[EXPLORE THE MATERIAL]
1 – In the documentary review, what device was Margie Phelps's statement about Steve Jobs sent from?
2 – Name every person the documentary review mentions by name.
3 – Reproduce the documentary review word for word, from "But for all" to "peter out entirely.".

[EXERCISE PASSAGE]

╭──

Secondly, Phelps’ apocalyptic vision of the irredeemable fate of America, a land afflicted with such deep-seated moral decay that the only acceptable response for the righteous of his flock is to excoriated it concerning its certain damnation, is fundamentally undermined by the WBC’s uncritical participation in the country’s all-encompassing consumer culture. Theroux takes us inside the multi-house Westboro compound in suburban Topeka, and the houses are full of the same sort of consumer products that you would find in any other abode in any other subdivision in America. It is also revealed that, far from “dropping out” of the system that they find so utterly evil, many of the Westboro members actually hold down mainstream jobs in order to fund Phelps’ endless campaign of hate speech. Many are lawyers, understanding and interpreting the laws of the very country that they consider to be hopelessly infected by Satan (and often using it to sue substantial damages out of those who challenge them).

The WBC can perhaps be somewhat forgiven for refusing to relinquish the comforts afforded them by first-world democratic capitalism, although a true absolutist dedicated to their ideology would surely choose a Mennonite-like anachronistic existence in a separated community. But the blind spot displayed by Phelps and his creed towards capitalist culture is not only their own, but a key feature (and failing) of the wider conservative culture war of which they are the most fringe set of berserkers. American cultural conservatives see a society of runaway depravity, but twist themselves in knots to place the blame at the feet of anyone but the beknighted corporations that dictate the discourse of cultural exchange. The sort of clueless hypocrisy that underlies this tendency was beautifully illustrated by the virulent statement released by Margie Phelps (daughter of Fred) after the death of Apple CEO Steve Jobs, lambasting his turning from God’s teachings. The statement, of course, was sent from Margie’s iPhone.  That the unimaginative WBC cannot reach much beyond this episteme is perhaps not shocking, but neither is it to their credit.


The third, and perhaps most interesting, element to note in The Most Hated Family in America is the way that it shows how Phelps’ bizarre ministry is driven by his own bizarre charisma. An odd, angry, cranky old patriarch who refused to answer even the most basic of Theroux’s questions, Phelps’ sermons and statements are deplorable, but undeniable magnetic in their implausible ugliness. They are also often unintentionally very funny, in particular the Sunday sermon Theroux’s crew films wherein Phelps cries out at the unbelievers, “You’re gonna eat your babies!” and repeats his trademarked phrase “split Hell wide open” like a professional wrestler spouting a favoured catchphrase for the pleasure of the rubes. The man’s views are hideous beyond measure, of course (though I do agree with his assessment that Joseph Smith “wangled” Mormonism as a get-rich-quick scheme), and he runs a veritable cult that is lacking the fundamental millenarian dedication to even remove itself from the society it finds so very wanting. It’s also not wholly unfair to speculate aloud that his fulminating homophobia and wild accusations of pedophilia are simply a very loud and public act of projection; he wouldn’t be the first cult leader to use his position of absolute power within a limited community to commit such depravity, that’s for sure.

But for all of Phelps’ copious hate, the reach of his arm is short, and he and his church are more clowns than crusaders. This is the strongest impression that comes through in Theroux’s documentary, of a group that is vicious and dogmatic, but also rendered impotent by the comical overindulgence of their prejudices. Westboro Baptist Church wins popular attention that is out of proportion to the size of their congregation or the persuasiveness of their message because they are entertaining in their nastiness. They are the raging id of conservative American evangelism, the delirious exception that disproves the rule. And for that reason, they will continue to picket our hearts and minds until they peter out entirely.

╰──

[SOURCE DATA]
╭──

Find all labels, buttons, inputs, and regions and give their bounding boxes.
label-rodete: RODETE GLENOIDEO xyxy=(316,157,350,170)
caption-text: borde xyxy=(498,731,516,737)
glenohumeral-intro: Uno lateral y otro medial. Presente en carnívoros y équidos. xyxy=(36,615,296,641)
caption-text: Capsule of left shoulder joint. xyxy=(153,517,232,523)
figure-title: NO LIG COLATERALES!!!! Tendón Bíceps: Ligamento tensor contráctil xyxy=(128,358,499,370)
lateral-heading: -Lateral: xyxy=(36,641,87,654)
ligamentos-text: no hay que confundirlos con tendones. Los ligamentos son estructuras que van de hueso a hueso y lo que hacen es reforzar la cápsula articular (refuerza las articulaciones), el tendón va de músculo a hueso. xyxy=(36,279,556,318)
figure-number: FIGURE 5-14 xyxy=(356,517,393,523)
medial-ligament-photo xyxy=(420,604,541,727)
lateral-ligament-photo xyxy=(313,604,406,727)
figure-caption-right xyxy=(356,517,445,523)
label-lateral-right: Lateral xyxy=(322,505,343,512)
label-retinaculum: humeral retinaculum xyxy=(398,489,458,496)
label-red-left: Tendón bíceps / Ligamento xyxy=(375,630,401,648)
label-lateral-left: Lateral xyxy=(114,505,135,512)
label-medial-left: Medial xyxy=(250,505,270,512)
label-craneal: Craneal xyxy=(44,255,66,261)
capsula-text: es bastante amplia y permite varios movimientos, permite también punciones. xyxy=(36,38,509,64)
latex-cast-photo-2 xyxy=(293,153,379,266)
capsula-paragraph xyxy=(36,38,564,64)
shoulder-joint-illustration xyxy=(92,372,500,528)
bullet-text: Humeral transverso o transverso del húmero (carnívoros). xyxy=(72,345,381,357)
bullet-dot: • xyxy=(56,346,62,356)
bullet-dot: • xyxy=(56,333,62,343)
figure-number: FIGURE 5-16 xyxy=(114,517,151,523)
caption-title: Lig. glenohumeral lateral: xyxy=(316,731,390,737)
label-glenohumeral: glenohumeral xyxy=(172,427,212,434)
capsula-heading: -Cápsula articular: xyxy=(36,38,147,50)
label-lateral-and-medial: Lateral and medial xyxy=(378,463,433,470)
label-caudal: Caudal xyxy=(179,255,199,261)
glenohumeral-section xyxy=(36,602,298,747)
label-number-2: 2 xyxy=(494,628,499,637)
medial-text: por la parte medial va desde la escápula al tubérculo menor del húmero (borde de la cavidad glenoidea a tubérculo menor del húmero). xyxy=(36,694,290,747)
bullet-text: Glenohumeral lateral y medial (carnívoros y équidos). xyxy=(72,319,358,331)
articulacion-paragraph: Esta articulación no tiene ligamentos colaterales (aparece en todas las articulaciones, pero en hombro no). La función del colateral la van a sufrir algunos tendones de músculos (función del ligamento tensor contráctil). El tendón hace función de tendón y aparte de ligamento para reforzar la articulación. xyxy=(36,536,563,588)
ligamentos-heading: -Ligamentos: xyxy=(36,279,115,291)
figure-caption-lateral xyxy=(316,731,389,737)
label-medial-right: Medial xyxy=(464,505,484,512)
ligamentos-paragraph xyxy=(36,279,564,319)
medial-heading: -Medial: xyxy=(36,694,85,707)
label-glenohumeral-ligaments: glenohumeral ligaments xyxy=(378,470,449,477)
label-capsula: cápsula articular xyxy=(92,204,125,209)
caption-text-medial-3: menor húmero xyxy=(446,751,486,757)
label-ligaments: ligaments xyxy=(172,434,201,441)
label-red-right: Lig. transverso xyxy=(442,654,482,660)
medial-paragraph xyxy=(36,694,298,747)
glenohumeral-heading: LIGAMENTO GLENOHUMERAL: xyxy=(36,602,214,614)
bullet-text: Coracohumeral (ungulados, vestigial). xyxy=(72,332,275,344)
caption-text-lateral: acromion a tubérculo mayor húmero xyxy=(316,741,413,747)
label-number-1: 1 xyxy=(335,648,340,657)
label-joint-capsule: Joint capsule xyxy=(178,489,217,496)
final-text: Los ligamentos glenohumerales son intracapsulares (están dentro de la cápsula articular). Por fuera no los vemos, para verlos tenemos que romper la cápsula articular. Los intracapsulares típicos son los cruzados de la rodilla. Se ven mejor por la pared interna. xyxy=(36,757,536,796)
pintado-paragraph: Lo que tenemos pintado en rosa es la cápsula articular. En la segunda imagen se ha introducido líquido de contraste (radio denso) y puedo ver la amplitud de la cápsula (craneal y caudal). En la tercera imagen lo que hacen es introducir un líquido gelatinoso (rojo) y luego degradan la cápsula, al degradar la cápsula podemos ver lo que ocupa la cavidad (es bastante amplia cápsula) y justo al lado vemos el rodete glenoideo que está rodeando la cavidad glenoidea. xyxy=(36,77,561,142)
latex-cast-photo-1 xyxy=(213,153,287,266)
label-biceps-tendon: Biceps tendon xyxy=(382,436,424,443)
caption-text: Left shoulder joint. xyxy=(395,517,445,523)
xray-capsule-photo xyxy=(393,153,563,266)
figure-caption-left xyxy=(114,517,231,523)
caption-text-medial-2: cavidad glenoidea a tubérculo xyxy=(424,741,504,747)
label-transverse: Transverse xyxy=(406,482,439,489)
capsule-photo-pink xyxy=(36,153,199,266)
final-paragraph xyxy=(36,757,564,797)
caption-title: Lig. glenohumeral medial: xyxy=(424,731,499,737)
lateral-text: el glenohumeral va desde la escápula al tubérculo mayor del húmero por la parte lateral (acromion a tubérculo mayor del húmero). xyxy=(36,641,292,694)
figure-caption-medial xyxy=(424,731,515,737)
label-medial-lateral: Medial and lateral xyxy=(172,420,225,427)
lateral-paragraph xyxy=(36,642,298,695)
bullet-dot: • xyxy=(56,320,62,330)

╰──

[ANSWER SET]
1 – Her iPhone.

2 – Fred Phelps, Theroux, Margie Phelps, Steve Jobs, Joseph Smith

3 –
But for all of Phelps’ copious hate, the reach of his arm is short, and he and his church are more clowns than crusaders. This is the strongest impression that comes through in Theroux’s documentary, of a group that is vicious and dogmatic, but also rendered impotent by the comical overindulgence of their prejudices. Westboro Baptist Church wins popular attention that is out of proportion to the size of their congregation or the persuasiveness of their message because they are entertaining in their nastiness. They are the raging id of conservative American evangelism, the delirious exception that disproves the rule. And for that reason, they will continue to picket our hearts and minds until they peter out entirely.